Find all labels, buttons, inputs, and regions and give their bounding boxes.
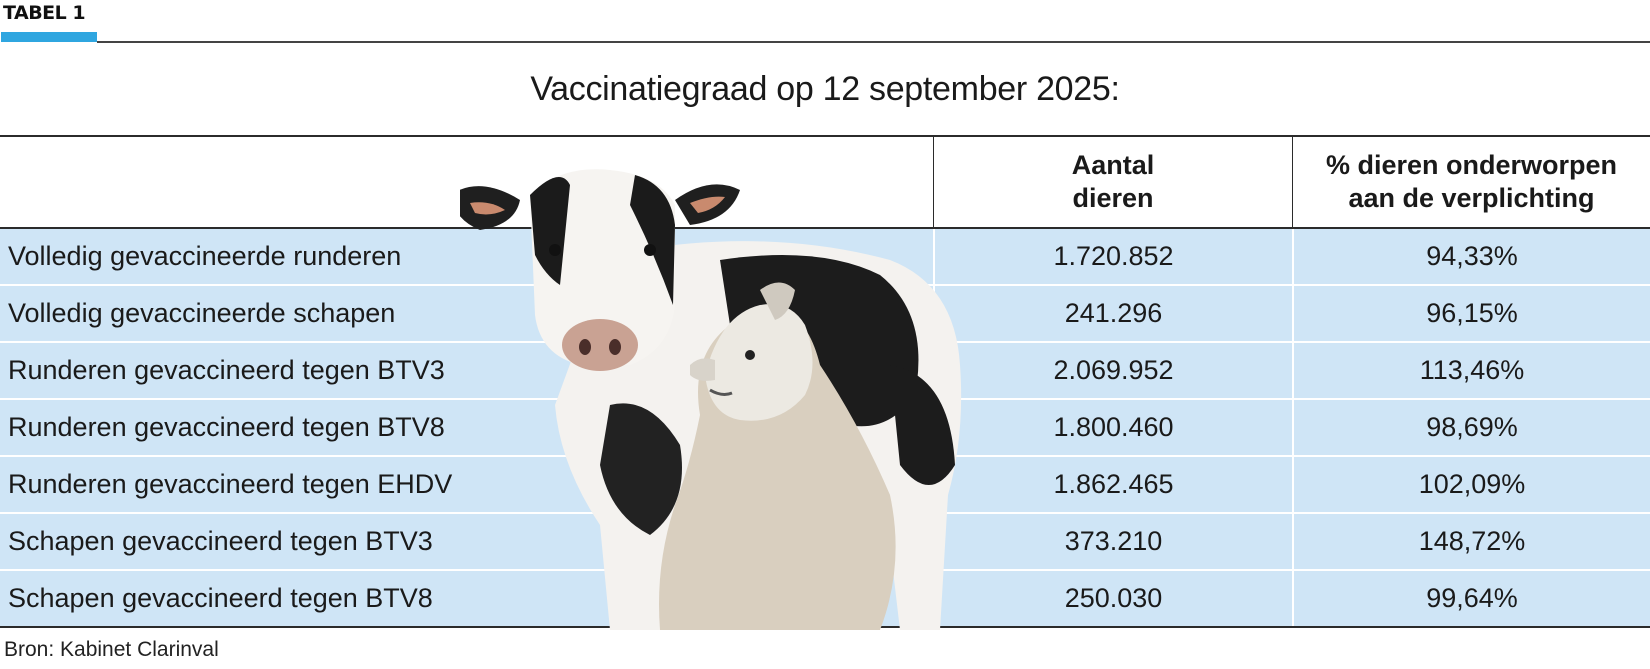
row-count-cell: 250.030 (933, 571, 1292, 626)
row-count-cell: 1.720.852 (933, 229, 1292, 284)
row-label-cell: Runderen gevaccineerd tegen BTV3 (0, 343, 933, 398)
row-pct-cell: 99,64% (1292, 571, 1650, 626)
top-divider (97, 41, 1650, 43)
row-count: 2.069.952 (1053, 355, 1174, 385)
table-tag: TABEL 1 (3, 2, 86, 24)
table-row: Schapen gevaccineerd tegen BTV8 250.030 99… (0, 571, 1650, 628)
table-row: Runderen gevaccineerd tegen BTV3 2.069.95… (0, 343, 1650, 400)
table-row: Runderen gevaccineerd tegen EHDV 1.862.46… (0, 457, 1650, 514)
row-label-cell: Volledig gevaccineerde schapen (0, 286, 933, 341)
row-count: 373.210 (1064, 526, 1163, 556)
table-row: Runderen gevaccineerd tegen BTV8 1.800.46… (0, 400, 1650, 457)
row-count: 241.296 (1064, 298, 1163, 328)
row-label-cell: Runderen gevaccineerd tegen BTV8 (0, 400, 933, 455)
row-pct-cell: 94,33% (1292, 229, 1650, 284)
row-count-cell: 373.210 (933, 514, 1292, 569)
header-count-cell: Aantal dieren (933, 137, 1292, 227)
header-pct-text: % dieren onderworpen aan de verplichting (1325, 150, 1618, 213)
row-label: Schapen gevaccineerd tegen BTV8 (8, 583, 433, 613)
row-percentage: 96,15% (1426, 298, 1518, 328)
row-label-cell: Runderen gevaccineerd tegen EHDV (0, 457, 933, 512)
row-pct-cell: 102,09% (1292, 457, 1650, 512)
row-label: Schapen gevaccineerd tegen BTV3 (8, 526, 433, 556)
row-label: Volledig gevaccineerde schapen (8, 298, 396, 328)
row-count-cell: 1.862.465 (933, 457, 1292, 512)
row-count-cell: 241.296 (933, 286, 1292, 341)
table-row: Schapen gevaccineerd tegen BTV3 373.210 14… (0, 514, 1650, 571)
row-pct-cell: 113,46% (1292, 343, 1650, 398)
source-note: Bron: Kabinet Clarinval (4, 638, 219, 661)
header-pct-cell: % dieren onderworpen aan de verplichting (1292, 137, 1650, 227)
vaccination-table: Aantal dieren % dieren onderworpen aan d… (0, 135, 1650, 630)
row-percentage: 102,09% (1418, 469, 1526, 499)
row-count: 1.720.852 (1053, 241, 1174, 271)
row-label: Runderen gevaccineerd tegen BTV3 (8, 355, 445, 385)
row-count: 250.030 (1064, 583, 1163, 613)
table-title: Vaccinatiegraad op 12 september 2025: (530, 70, 1120, 108)
row-percentage: 99,64% (1426, 583, 1518, 613)
row-count: 1.862.465 (1053, 469, 1174, 499)
row-pct-cell: 98,69% (1292, 400, 1650, 455)
row-percentage: 113,46% (1419, 355, 1525, 385)
row-label: Runderen gevaccineerd tegen BTV8 (8, 412, 445, 442)
row-count: 1.800.460 (1053, 412, 1174, 442)
row-label: Volledig gevaccineerde runderen (8, 241, 402, 271)
row-label-cell: Schapen gevaccineerd tegen BTV3 (0, 514, 933, 569)
row-label: Runderen gevaccineerd tegen EHDV (8, 469, 453, 499)
row-percentage: 148,72% (1418, 526, 1526, 556)
table-row: Volledig gevaccineerde schapen 241.296 96,… (0, 286, 1650, 343)
row-pct-cell: 96,15% (1292, 286, 1650, 341)
row-pct-cell: 148,72% (1292, 514, 1650, 569)
row-percentage: 98,69% (1426, 412, 1518, 442)
row-label-cell: Schapen gevaccineerd tegen BTV8 (0, 571, 933, 626)
row-count-cell: 1.800.460 (933, 400, 1292, 455)
tag-accent-bar (1, 32, 97, 42)
header-count-text: Aantal dieren (1071, 150, 1155, 213)
row-percentage: 94,33% (1426, 241, 1518, 271)
row-count-cell: 2.069.952 (933, 343, 1292, 398)
table-row: Volledig gevaccineerde runderen 1.720.852… (0, 229, 1650, 286)
table-header-row: Aantal dieren % dieren onderworpen aan d… (0, 135, 1650, 229)
header-label-cell (0, 137, 933, 227)
row-label-cell: Volledig gevaccineerde runderen (0, 229, 933, 284)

++++++++

WHAT TO DO ▸ Quote everything from the line that contains "row-count-cell: 250.030 (933, 571, 1292, 626)" down to the line that contains "table-row: Schapen gevaccineerd tegen BTV8", reproducing each line exactly.

RESULT OF THE EXERCISE ▸
row-count-cell: 250.030 (933, 571, 1292, 626)
row-count-cell: 1.720.852 (933, 229, 1292, 284)
row-label-cell: Runderen gevaccineerd tegen BTV3 (0, 343, 933, 398)
row-pct-cell: 99,64% (1292, 571, 1650, 626)
top-divider (97, 41, 1650, 43)
row-count: 2.069.952 (1053, 355, 1174, 385)
table-tag: TABEL 1 (3, 2, 86, 24)
table-row: Schapen gevaccineerd tegen BTV8 250.030 99… (0, 571, 1650, 628)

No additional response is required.